How many of these lines hold the string "должна"? Answer with the number only.

### DATA ENTRIES
━━━━━━━━━━━━━━━━━━━━━━━━━━━━━━

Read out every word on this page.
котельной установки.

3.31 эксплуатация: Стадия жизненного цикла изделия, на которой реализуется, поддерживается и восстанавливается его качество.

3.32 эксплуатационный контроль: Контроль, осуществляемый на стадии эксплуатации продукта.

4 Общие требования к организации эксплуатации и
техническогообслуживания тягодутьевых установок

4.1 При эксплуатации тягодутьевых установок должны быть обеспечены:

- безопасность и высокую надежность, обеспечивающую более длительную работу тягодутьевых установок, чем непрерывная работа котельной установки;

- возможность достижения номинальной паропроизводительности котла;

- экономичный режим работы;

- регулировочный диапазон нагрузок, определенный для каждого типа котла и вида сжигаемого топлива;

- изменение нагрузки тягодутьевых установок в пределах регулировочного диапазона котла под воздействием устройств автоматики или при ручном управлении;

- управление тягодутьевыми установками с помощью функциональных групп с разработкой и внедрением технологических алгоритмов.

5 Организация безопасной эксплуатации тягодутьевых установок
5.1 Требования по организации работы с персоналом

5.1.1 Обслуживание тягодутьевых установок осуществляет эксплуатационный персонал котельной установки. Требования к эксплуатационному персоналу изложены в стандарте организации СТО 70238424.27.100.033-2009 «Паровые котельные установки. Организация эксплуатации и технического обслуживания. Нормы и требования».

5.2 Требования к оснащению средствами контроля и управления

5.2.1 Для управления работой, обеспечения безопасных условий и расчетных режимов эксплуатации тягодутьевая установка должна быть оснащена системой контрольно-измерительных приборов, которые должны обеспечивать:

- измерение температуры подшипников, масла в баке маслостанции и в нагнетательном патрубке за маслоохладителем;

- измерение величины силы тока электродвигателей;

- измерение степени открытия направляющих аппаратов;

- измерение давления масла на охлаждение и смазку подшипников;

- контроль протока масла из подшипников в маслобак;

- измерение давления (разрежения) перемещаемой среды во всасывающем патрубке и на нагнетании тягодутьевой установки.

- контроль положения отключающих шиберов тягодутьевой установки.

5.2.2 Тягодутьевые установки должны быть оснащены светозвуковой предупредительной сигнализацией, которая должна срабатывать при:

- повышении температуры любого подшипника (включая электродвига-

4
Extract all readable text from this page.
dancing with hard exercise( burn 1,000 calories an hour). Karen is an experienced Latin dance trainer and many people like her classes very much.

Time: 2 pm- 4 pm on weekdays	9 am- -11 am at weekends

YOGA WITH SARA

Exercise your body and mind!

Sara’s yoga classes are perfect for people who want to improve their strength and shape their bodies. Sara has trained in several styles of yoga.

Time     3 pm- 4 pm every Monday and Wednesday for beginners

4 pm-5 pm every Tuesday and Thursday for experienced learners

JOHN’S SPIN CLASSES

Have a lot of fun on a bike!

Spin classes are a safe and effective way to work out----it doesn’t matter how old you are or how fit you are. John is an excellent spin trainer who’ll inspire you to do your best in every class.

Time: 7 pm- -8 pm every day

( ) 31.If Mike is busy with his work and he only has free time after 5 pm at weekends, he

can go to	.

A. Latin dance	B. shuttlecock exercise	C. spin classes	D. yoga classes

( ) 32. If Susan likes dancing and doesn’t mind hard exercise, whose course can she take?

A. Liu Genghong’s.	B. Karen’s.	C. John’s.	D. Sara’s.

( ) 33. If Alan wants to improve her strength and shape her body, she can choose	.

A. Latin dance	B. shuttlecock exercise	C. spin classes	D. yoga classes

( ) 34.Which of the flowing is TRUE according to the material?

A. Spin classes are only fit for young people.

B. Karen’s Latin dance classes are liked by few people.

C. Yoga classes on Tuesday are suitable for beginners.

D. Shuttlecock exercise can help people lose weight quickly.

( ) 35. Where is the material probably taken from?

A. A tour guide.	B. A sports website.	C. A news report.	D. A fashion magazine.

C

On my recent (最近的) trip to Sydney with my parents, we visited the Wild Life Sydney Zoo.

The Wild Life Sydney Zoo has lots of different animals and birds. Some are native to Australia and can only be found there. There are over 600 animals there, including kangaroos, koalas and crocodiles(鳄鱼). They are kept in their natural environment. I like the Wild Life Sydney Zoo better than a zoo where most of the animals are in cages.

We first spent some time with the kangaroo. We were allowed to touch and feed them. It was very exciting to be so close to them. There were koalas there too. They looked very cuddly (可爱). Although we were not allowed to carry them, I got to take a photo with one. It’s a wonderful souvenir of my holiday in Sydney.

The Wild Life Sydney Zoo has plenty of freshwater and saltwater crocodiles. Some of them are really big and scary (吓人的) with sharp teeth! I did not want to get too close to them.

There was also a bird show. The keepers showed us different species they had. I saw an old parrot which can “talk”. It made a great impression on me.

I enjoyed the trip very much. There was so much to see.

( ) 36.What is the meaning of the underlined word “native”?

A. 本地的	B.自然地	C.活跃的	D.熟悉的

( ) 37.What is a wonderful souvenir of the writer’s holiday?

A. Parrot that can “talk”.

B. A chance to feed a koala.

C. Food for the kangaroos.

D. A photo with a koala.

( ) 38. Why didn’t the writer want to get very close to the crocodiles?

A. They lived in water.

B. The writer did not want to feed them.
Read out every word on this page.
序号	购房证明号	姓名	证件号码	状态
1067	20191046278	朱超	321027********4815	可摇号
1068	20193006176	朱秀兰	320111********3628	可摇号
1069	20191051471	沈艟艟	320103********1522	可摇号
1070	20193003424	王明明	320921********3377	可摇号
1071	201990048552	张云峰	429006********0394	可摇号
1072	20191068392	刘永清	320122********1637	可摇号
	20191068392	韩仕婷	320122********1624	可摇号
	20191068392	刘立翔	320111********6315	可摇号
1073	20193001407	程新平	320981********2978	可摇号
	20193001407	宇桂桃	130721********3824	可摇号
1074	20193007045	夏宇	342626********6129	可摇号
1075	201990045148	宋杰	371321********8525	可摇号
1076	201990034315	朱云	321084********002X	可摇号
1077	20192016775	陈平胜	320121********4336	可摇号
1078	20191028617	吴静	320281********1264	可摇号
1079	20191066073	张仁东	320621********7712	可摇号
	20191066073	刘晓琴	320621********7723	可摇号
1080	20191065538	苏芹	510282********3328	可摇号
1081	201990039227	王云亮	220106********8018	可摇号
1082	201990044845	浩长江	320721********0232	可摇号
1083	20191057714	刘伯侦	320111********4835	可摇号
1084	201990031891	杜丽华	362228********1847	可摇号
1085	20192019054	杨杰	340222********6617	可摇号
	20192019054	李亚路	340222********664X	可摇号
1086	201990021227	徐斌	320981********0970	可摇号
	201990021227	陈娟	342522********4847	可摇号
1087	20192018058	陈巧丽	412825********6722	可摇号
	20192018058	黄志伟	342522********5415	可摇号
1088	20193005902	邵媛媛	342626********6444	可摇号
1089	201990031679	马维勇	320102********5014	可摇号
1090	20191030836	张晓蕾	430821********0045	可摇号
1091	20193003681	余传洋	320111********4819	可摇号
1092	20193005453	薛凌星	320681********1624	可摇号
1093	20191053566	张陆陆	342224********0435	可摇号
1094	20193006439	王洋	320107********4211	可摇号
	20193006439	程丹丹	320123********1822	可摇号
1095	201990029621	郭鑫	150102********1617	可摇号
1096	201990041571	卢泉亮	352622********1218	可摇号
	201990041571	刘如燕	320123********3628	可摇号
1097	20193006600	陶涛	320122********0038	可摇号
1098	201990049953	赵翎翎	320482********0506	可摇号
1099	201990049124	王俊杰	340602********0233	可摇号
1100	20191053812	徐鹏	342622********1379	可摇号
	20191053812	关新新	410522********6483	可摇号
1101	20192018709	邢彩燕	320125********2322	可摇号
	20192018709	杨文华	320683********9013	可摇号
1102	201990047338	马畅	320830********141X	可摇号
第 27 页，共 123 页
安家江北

━━━━━━━━━━━━━━━━━━━━━━━━━━━━━━

### CORRECT ANSWER
2